WORK TO DO: Separate out the lines that hold "Berrow".

TASK INPUTS:
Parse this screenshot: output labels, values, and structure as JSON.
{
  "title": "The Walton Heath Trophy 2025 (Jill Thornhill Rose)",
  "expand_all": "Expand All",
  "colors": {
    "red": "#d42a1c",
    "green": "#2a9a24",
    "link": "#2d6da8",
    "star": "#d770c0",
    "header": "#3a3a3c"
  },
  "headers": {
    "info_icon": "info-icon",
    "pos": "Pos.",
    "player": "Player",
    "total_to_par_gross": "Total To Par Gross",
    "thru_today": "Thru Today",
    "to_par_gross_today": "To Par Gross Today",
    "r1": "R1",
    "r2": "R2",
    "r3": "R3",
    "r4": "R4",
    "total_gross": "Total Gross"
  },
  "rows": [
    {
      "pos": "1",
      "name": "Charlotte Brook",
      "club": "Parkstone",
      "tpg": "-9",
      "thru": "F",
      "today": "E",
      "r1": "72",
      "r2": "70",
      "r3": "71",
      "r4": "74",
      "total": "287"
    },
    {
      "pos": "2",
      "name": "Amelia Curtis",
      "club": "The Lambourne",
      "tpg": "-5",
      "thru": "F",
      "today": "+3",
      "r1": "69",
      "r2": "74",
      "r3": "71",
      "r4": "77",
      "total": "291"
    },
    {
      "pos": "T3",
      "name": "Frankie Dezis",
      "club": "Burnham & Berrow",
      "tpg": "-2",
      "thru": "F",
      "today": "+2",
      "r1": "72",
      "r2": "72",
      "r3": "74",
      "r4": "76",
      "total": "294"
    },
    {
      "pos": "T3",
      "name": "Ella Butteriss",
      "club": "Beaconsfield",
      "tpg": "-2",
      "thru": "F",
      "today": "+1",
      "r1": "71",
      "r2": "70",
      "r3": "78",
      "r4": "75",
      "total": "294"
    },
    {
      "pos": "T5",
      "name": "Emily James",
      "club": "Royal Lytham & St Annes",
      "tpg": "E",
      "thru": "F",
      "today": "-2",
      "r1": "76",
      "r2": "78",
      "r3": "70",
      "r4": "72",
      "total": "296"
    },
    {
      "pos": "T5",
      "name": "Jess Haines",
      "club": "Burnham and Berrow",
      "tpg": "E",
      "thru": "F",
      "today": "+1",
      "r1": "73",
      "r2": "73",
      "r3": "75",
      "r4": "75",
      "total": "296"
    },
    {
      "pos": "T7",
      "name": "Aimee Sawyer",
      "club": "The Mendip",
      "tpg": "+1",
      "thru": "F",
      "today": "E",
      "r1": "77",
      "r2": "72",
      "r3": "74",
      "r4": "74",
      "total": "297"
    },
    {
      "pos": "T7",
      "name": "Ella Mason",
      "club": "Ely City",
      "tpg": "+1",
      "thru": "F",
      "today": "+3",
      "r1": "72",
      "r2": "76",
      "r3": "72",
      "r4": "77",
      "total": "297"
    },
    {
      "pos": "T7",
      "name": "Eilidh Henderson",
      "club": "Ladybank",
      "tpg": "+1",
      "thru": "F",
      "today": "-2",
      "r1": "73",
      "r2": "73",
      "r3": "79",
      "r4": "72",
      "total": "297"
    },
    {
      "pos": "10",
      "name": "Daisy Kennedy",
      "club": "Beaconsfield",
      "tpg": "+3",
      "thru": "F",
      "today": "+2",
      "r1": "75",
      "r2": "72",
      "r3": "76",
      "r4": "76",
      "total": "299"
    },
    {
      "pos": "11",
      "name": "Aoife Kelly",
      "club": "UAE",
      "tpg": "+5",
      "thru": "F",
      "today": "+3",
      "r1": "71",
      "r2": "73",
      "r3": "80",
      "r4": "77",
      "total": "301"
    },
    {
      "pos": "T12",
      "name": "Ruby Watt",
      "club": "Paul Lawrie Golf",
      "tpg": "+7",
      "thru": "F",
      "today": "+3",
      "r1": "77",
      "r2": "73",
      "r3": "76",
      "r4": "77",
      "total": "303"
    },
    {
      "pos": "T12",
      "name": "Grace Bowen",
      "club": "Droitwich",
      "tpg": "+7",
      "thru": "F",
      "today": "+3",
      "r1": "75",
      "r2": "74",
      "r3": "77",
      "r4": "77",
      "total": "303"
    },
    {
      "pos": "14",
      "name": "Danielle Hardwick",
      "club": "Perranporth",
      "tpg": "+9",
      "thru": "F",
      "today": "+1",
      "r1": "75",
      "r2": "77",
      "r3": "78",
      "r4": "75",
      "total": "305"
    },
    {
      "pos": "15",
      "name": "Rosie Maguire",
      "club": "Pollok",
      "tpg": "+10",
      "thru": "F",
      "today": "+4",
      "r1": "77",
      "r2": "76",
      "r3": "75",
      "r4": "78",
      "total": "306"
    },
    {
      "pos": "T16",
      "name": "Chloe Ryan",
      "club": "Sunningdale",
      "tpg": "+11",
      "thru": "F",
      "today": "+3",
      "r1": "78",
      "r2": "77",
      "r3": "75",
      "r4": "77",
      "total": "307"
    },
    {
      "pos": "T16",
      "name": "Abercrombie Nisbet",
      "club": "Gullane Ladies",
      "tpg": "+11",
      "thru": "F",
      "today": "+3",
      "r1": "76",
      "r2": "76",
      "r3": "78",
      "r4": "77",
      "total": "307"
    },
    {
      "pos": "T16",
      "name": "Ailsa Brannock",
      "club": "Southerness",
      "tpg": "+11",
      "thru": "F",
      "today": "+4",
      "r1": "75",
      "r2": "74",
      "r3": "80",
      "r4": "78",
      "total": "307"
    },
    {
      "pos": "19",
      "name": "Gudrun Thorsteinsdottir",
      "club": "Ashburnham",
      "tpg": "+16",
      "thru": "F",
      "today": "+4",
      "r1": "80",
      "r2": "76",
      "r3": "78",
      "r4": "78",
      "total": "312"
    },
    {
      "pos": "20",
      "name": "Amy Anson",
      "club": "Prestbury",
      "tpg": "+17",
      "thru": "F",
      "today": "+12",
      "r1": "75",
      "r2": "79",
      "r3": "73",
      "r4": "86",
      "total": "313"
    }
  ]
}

FULL ANSWER:
      "club": "Burnham & Berrow",
      "club": "Burnham and Berrow",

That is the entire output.